#### What you will do:
Within the records below, find each line that holds the string "data", then copy it.

── Exercise inputs

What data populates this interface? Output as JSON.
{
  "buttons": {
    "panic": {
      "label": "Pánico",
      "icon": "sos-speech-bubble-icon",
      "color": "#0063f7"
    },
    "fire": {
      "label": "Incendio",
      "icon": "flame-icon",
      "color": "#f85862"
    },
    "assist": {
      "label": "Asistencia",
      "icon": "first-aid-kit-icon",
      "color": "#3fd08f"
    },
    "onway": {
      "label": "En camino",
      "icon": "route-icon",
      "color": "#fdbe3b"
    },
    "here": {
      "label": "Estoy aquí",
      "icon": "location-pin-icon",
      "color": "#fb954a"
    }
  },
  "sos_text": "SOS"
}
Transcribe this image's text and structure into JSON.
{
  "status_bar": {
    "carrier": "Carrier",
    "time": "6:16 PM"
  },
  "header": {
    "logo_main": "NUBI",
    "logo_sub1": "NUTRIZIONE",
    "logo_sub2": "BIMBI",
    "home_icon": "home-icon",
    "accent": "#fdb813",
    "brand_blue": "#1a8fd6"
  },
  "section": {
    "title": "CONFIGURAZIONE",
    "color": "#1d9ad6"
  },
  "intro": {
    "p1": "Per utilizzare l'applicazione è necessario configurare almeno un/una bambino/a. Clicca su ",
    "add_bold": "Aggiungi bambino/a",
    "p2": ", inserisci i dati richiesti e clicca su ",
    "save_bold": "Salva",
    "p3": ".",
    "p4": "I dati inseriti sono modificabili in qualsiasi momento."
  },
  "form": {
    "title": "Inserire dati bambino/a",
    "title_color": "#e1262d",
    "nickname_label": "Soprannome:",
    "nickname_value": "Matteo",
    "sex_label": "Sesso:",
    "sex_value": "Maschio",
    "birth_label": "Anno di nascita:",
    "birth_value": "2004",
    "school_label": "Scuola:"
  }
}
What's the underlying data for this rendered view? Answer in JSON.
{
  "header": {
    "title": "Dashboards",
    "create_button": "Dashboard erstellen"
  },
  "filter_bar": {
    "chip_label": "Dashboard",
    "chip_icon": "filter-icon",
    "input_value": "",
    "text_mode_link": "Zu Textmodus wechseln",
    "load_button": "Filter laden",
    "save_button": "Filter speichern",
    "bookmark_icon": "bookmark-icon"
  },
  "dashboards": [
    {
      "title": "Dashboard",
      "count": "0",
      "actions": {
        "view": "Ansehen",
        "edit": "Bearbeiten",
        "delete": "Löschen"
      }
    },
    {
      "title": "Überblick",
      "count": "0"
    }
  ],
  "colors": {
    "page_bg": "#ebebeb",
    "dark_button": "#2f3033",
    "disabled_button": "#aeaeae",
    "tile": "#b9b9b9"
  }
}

────
── Exercise inputs

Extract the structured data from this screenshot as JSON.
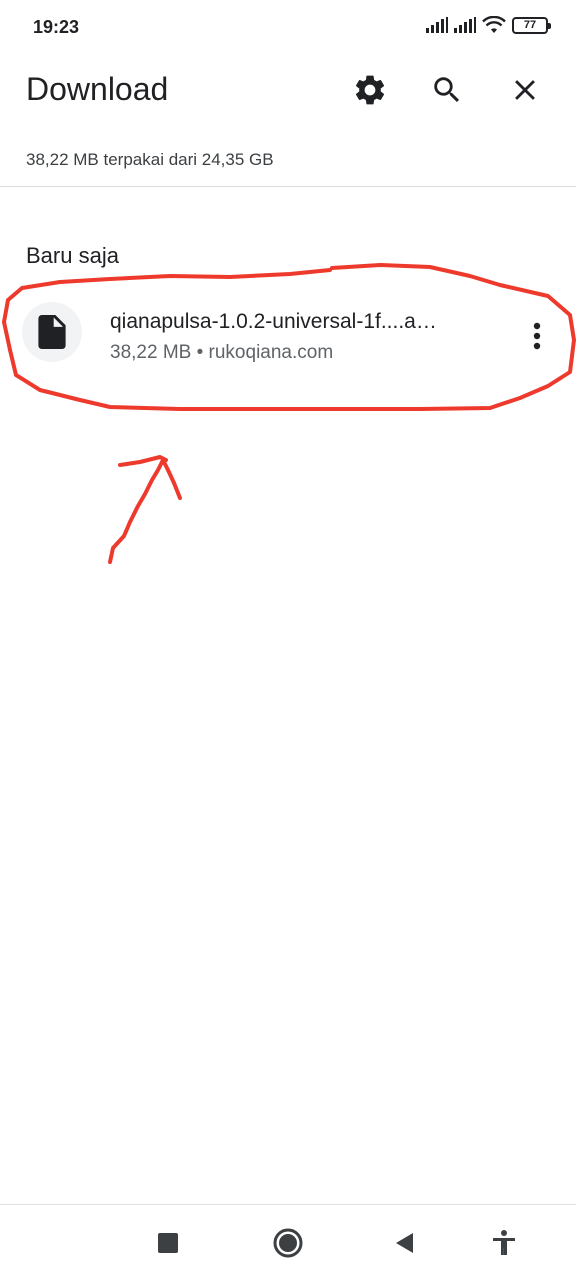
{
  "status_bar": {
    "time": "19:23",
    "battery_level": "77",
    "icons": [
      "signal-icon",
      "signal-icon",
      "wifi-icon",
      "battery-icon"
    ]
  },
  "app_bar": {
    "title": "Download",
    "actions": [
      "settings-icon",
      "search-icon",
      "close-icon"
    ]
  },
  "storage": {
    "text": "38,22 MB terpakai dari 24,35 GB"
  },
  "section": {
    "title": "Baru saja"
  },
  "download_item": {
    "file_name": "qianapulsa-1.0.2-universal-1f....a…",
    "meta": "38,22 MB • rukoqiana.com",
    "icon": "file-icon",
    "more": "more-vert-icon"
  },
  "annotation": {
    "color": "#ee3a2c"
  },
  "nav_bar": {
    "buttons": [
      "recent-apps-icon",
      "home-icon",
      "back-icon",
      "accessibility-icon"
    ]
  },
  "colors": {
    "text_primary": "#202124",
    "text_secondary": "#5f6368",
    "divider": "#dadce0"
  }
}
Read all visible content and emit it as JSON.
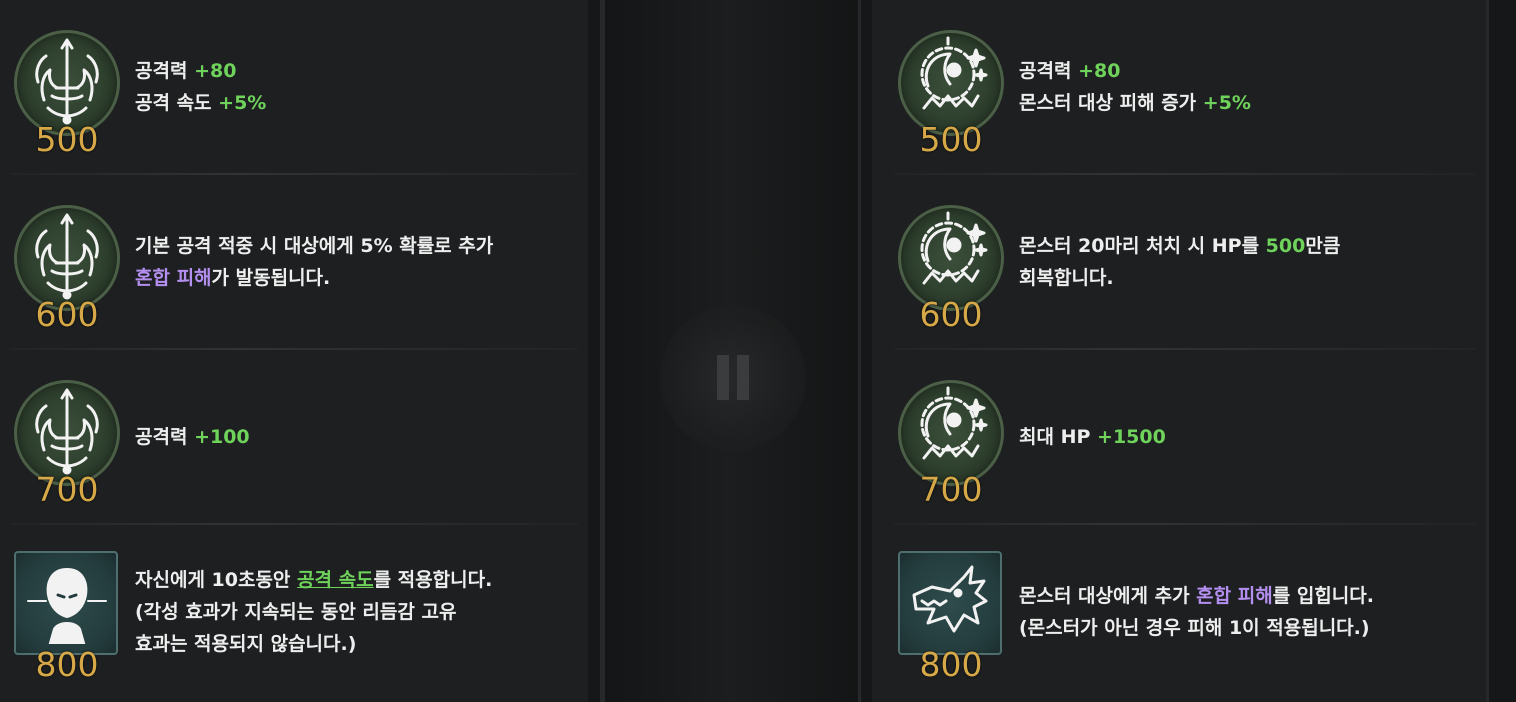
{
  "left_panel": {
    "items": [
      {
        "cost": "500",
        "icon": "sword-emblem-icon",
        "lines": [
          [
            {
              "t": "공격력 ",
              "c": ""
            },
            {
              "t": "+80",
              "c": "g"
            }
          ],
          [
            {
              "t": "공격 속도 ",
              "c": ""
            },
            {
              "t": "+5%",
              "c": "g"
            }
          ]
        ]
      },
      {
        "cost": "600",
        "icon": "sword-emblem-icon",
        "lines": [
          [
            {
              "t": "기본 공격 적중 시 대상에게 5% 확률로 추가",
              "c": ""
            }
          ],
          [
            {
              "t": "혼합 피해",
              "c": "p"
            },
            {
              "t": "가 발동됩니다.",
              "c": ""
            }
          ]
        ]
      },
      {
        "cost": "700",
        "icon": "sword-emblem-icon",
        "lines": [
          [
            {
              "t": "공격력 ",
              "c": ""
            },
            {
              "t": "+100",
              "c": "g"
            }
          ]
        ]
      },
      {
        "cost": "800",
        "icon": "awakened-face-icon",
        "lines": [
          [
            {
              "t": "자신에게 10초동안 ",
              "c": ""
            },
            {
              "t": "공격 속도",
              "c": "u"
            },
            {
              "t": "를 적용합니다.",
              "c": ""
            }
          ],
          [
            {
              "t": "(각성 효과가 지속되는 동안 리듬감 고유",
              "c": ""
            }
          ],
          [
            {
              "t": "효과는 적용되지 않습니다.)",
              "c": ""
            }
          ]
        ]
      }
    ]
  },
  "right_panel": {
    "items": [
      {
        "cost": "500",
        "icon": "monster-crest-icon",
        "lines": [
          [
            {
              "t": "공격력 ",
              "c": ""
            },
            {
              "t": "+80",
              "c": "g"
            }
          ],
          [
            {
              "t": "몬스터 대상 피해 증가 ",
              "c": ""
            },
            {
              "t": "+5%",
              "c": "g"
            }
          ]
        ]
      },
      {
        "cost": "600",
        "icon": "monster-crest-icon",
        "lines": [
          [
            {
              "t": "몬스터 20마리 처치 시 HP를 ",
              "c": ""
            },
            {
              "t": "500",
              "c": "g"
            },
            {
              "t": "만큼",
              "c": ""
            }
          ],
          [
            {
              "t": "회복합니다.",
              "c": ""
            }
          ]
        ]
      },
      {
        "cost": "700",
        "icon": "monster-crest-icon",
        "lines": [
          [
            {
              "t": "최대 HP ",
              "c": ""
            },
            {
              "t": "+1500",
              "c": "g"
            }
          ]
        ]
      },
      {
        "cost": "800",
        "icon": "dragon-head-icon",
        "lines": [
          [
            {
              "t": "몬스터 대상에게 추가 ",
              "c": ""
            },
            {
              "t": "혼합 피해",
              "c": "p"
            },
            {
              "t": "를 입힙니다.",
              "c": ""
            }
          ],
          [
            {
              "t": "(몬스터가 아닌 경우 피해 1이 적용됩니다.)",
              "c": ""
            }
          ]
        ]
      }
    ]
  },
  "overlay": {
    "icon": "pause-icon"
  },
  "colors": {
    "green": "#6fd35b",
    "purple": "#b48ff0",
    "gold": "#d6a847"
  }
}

────
── Exercise inputs

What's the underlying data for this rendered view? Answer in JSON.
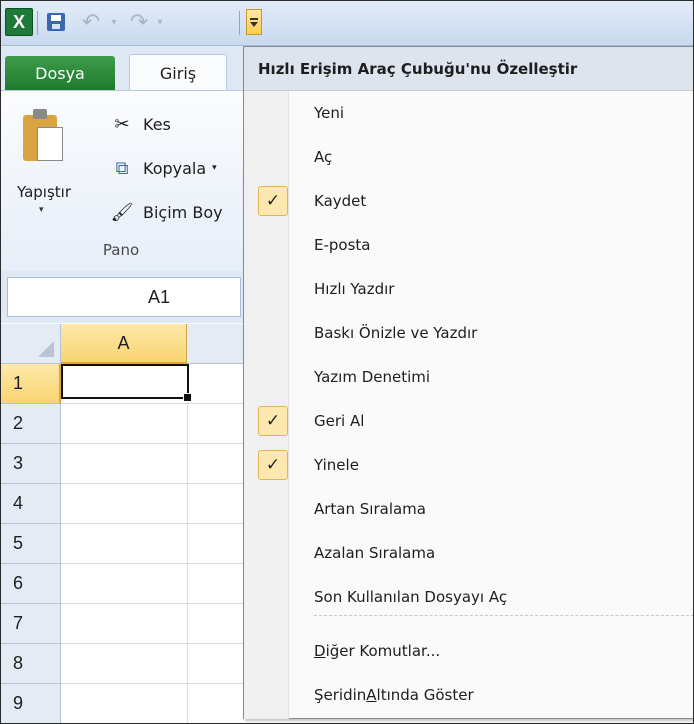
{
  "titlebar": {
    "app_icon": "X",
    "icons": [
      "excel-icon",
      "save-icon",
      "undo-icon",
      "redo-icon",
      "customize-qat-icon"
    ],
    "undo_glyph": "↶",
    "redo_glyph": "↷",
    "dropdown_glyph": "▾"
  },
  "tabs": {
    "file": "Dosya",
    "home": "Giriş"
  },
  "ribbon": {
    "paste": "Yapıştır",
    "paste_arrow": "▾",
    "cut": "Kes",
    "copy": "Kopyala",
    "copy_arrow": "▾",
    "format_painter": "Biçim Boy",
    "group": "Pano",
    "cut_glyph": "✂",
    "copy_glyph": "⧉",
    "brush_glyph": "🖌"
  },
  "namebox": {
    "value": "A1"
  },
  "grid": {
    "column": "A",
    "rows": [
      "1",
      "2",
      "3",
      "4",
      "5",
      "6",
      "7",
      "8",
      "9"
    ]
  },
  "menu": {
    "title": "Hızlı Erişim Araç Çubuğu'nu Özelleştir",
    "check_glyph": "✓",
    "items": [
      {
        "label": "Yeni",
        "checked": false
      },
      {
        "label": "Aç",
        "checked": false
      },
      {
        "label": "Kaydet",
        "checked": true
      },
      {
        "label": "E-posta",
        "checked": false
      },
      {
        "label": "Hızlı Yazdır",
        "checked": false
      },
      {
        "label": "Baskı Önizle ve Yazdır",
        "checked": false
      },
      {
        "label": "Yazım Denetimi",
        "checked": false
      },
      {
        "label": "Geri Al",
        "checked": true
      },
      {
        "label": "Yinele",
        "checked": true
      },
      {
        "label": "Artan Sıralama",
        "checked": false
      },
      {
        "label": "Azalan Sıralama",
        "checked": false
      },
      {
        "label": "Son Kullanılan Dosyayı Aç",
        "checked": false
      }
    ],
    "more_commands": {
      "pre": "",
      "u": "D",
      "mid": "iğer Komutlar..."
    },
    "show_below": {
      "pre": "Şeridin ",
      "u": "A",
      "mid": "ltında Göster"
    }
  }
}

────

#### The output:
What data populates this interface? Output as JSON.
What's the underlying data for this rendered view? Answer in JSON.
Extract the structured data from this screenshot as JSON.
What's the underlying data for this rendered view? Answer in JSON.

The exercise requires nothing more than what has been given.